**Set problem:** Reproduce the listing below verbatim.

**Input records:**
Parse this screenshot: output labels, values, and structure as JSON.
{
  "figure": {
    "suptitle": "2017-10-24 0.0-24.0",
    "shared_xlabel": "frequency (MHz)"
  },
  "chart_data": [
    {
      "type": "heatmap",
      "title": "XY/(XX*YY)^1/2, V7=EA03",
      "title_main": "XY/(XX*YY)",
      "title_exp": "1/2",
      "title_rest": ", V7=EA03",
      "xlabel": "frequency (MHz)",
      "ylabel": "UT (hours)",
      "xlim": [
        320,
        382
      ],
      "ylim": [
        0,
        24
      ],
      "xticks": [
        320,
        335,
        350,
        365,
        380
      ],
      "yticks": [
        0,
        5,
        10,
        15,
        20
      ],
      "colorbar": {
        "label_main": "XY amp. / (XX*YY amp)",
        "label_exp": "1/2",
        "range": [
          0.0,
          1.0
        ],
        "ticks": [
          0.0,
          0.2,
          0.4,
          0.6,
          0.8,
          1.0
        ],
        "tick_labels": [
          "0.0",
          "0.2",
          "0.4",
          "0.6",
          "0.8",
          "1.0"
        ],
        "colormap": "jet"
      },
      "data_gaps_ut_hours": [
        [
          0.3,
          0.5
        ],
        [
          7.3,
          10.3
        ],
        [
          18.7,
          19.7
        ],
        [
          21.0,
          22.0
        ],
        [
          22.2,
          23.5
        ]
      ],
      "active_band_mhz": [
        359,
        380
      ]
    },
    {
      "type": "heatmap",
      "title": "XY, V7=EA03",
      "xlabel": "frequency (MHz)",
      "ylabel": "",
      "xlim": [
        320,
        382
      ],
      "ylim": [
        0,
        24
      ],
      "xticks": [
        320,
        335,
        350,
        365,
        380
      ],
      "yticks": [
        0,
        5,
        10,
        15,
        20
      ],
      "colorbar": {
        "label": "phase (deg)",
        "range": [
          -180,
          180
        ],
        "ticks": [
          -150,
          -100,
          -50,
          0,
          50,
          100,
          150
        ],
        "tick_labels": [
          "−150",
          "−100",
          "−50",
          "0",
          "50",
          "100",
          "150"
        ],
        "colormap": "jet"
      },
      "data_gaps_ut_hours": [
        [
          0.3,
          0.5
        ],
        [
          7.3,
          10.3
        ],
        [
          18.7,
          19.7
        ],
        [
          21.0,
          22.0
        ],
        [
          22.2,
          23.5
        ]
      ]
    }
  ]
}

**Solution for this problem:**
Parse this screenshot: output labels, values, and structure as JSON.
{
  "figure": {
    "suptitle": "2017-10-24 0.0-24.0",
    "shared_xlabel": "frequency (MHz)"
  },
  "chart_data": [
    {
      "type": "heatmap",
      "title": "XY/(XX*YY)^1/2, V7=EA03",
      "title_main": "XY/(XX*YY)",
      "title_exp": "1/2",
      "title_rest": ", V7=EA03",
      "xlabel": "frequency (MHz)",
      "ylabel": "UT (hours)",
      "xlim": [
        320,
        382
      ],
      "ylim": [
        0,
        24
      ],
      "xticks": [
        320,
        335,
        350,
        365,
        380
      ],
      "yticks": [
        0,
        5,
        10,
        15,
        20
      ],
      "colorbar": {
        "label_main": "XY amp. / (XX*YY amp)",
        "label_exp": "1/2",
        "range": [
          0.0,
          1.0
        ],
        "ticks": [
          0.0,
          0.2,
          0.4,
          0.6,
          0.8,
          1.0
        ],
        "tick_labels": [
          "0.0",
          "0.2",
          "0.4",
          "0.6",
          "0.8",
          "1.0"
        ],
        "colormap": "jet"
      },
      "data_gaps_ut_hours": [
        [
          0.3,
          0.5
        ],
        [
          7.3,
          10.3
        ],
        [
          18.7,
          19.7
        ],
        [
          21.0,
          22.0
        ],
        [
          22.2,
          23.5
        ]
      ],
      "active_band_mhz": [
        359,
        380
      ]
    },
    {
      "type": "heatmap",
      "title": "XY, V7=EA03",
      "xlabel": "frequency (MHz)",
      "ylabel": "",
      "xlim": [
        320,
        382
      ],
      "ylim": [
        0,
        24
      ],
      "xticks": [
        320,
        335,
        350,
        365,
        380
      ],
      "yticks": [
        0,
        5,
        10,
        15,
        20
      ],
      "colorbar": {
        "label": "phase (deg)",
        "range": [
          -180,
          180
        ],
        "ticks": [
          -150,
          -100,
          -50,
          0,
          50,
          100,
          150
        ],
        "tick_labels": [
          "−150",
          "−100",
          "−50",
          "0",
          "50",
          "100",
          "150"
        ],
        "colormap": "jet"
      },
      "data_gaps_ut_hours": [
        [
          0.3,
          0.5
        ],
        [
          7.3,
          10.3
        ],
        [
          18.7,
          19.7
        ],
        [
          21.0,
          22.0
        ],
        [
          22.2,
          23.5
        ]
      ]
    }
  ]
}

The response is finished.